• Supplied information:

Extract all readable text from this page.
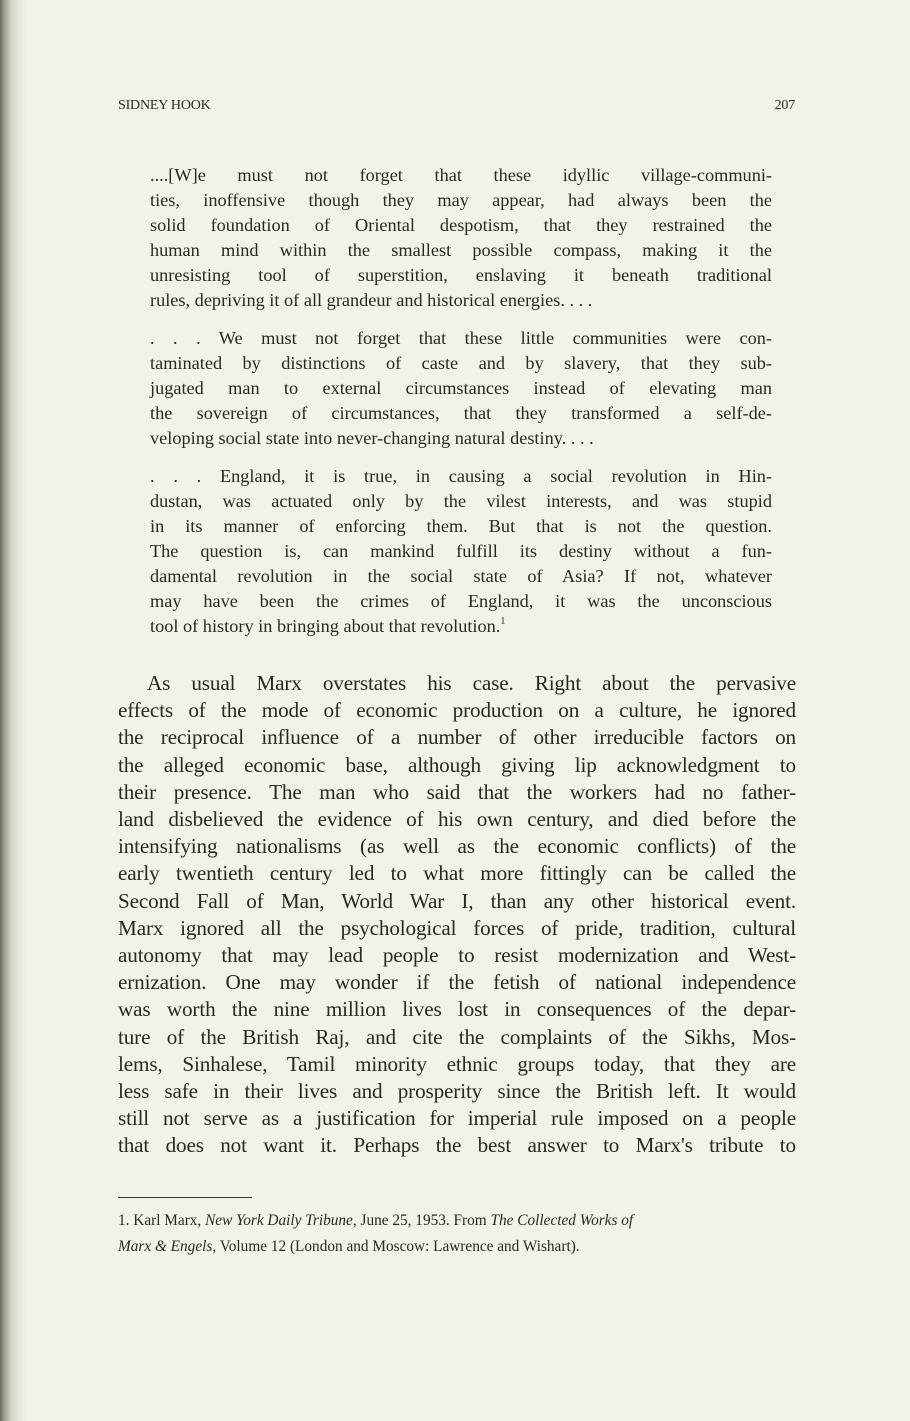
SIDNEY HOOK	207
....[W]e must not forget that these idyllic village-communi-
ties, inoffensive though they may appear, had always been the
solid foundation of Oriental despotism, that they restrained the
human mind within the smallest possible compass, making it the
unresisting tool of superstition, enslaving it beneath traditional
rules, depriving it of all grandeur and historical energies. . . .
. . . We must not forget that these little communities were con-
taminated by distinctions of caste and by slavery, that they sub-
jugated man to external circumstances instead of elevating man
the sovereign of circumstances, that they transformed a self-de-
veloping social state into never-changing natural destiny. . . .
. . . England, it is true, in causing a social revolution in Hin-
dustan, was actuated only by the vilest interests, and was stupid
in its manner of enforcing them. But that is not the question.
The question is, can mankind fulfill its destiny without a fun-
damental revolution in the social state of Asia? If not, whatever
may have been the crimes of England, it was the unconscious
tool of history in bringing about that revolution.$^1$
As usual Marx overstates his case. Right about the pervasive
effects of the mode of economic production on a culture, he ignored
the reciprocal influence of a number of other irreducible factors on
the alleged economic base, although giving lip acknowledgment to
their presence. The man who said that the workers had no father-
land disbelieved the evidence of his own century, and died before the
intensifying nationalisms (as well as the economic conflicts) of the
early twentieth century led to what more fittingly can be called the
Second Fall of Man, World War I, than any other historical event.
Marx ignored all the psychological forces of pride, tradition, cultural
autonomy that may lead people to resist modernization and West-
ernization. One may wonder if the fetish of national independence
was worth the nine million lives lost in consequences of the depar-
ture of the British Raj, and cite the complaints of the Sikhs, Mos-
lems, Sinhalese, Tamil minority ethnic groups today, that they are
less safe in their lives and prosperity since the British left. It would
still not serve as a justification for imperial rule imposed on a people
that does not want it. Perhaps the best answer to Marx's tribute to
1. Karl Marx, New York Daily Tribune, June 25, 1953. From The Collected Works of
Marx & Engels, Volume 12 (London and Moscow: Lawrence and Wishart).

• What the task asks:
Quote every record above exactly, omitting any pictures they contain.

• Answer to this exercise:
Extract all readable text from this page.
SIDNEY HOOK	207
....[W]e must not forget that these idyllic village-communi-
ties, inoffensive though they may appear, had always been the
solid foundation of Oriental despotism, that they restrained the
human mind within the smallest possible compass, making it the
unresisting tool of superstition, enslaving it beneath traditional
rules, depriving it of all grandeur and historical energies. . . .
. . . We must not forget that these little communities were con-
taminated by distinctions of caste and by slavery, that they sub-
jugated man to external circumstances instead of elevating man
the sovereign of circumstances, that they transformed a self-de-
veloping social state into never-changing natural destiny. . . .
. . . England, it is true, in causing a social revolution in Hin-
dustan, was actuated only by the vilest interests, and was stupid
in its manner of enforcing them. But that is not the question.
The question is, can mankind fulfill its destiny without a fun-
damental revolution in the social state of Asia? If not, whatever
may have been the crimes of England, it was the unconscious
tool of history in bringing about that revolution.$^1$
As usual Marx overstates his case. Right about the pervasive
effects of the mode of economic production on a culture, he ignored
the reciprocal influence of a number of other irreducible factors on
the alleged economic base, although giving lip acknowledgment to
their presence. The man who said that the workers had no father-
land disbelieved the evidence of his own century, and died before the
intensifying nationalisms (as well as the economic conflicts) of the
early twentieth century led to what more fittingly can be called the
Second Fall of Man, World War I, than any other historical event.
Marx ignored all the psychological forces of pride, tradition, cultural
autonomy that may lead people to resist modernization and West-
ernization. One may wonder if the fetish of national independence
was worth the nine million lives lost in consequences of the depar-
ture of the British Raj, and cite the complaints of the Sikhs, Mos-
lems, Sinhalese, Tamil minority ethnic groups today, that they are
less safe in their lives and prosperity since the British left. It would
still not serve as a justification for imperial rule imposed on a people
that does not want it. Perhaps the best answer to Marx's tribute to
1. Karl Marx, New York Daily Tribune, June 25, 1953. From The Collected Works of
Marx & Engels, Volume 12 (London and Moscow: Lawrence and Wishart).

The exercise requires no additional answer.